Problem statement:
Tally up how many lines in the listing below contain the string "JSON", and give only the total.

Dataset rows about figures

----

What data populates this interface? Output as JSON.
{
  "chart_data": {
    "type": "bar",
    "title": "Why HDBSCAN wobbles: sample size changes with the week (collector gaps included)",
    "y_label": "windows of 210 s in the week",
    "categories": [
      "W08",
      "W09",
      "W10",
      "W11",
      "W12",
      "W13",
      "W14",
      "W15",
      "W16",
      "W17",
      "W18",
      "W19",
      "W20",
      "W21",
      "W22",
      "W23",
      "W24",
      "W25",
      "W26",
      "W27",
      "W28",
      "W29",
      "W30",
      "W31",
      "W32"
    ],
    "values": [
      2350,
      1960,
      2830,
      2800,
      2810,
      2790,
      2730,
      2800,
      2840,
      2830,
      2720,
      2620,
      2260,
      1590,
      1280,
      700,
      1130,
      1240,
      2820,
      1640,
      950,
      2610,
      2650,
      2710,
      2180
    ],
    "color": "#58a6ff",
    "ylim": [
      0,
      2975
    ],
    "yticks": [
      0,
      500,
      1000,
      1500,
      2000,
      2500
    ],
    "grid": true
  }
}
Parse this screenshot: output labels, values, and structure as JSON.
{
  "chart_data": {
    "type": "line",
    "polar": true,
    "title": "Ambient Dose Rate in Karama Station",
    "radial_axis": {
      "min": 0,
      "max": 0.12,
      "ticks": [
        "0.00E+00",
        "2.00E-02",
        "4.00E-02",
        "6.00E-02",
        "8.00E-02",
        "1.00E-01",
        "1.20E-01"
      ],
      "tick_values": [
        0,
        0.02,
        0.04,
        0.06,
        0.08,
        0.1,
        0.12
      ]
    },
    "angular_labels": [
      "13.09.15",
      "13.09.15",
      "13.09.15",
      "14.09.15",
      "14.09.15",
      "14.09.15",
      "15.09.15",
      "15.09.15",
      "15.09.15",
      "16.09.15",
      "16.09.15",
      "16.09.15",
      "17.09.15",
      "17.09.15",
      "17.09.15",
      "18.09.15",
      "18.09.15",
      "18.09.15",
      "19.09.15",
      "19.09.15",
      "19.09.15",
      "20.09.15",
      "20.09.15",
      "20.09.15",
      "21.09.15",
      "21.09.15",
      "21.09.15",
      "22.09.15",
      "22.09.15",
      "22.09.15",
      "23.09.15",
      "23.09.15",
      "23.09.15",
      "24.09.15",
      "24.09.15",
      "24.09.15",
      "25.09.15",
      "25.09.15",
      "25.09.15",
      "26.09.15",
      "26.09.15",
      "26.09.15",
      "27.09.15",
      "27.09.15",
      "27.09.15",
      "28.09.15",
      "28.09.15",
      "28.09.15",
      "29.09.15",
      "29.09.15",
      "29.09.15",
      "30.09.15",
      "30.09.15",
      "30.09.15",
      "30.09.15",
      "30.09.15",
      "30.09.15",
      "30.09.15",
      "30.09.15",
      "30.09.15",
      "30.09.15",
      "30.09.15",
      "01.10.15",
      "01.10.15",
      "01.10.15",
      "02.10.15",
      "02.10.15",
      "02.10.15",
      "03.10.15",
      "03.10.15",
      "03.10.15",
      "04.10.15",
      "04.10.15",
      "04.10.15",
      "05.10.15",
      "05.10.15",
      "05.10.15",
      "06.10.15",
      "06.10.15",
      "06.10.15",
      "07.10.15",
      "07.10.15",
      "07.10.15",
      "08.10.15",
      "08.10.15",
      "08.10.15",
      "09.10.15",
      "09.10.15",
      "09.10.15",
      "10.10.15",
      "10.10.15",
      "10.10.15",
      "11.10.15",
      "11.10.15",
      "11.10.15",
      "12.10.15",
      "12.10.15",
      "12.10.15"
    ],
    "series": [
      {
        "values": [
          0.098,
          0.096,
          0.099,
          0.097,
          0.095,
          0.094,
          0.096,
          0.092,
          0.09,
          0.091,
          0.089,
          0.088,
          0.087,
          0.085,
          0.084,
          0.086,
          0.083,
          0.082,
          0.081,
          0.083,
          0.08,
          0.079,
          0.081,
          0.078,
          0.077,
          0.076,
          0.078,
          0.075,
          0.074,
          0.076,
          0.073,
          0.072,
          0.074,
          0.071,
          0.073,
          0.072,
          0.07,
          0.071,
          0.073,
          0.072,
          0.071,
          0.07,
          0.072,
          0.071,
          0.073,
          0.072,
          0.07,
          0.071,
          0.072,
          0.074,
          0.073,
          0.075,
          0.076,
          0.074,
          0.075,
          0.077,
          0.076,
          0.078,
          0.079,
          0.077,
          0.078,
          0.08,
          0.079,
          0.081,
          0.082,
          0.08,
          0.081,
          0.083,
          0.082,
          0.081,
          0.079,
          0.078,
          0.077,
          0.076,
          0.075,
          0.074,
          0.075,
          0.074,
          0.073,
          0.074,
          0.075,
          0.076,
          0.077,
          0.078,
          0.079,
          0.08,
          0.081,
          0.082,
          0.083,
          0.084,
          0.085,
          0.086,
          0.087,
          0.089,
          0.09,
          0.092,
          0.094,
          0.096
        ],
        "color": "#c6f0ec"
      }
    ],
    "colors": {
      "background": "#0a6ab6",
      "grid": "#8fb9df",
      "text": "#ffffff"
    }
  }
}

----

The output:
2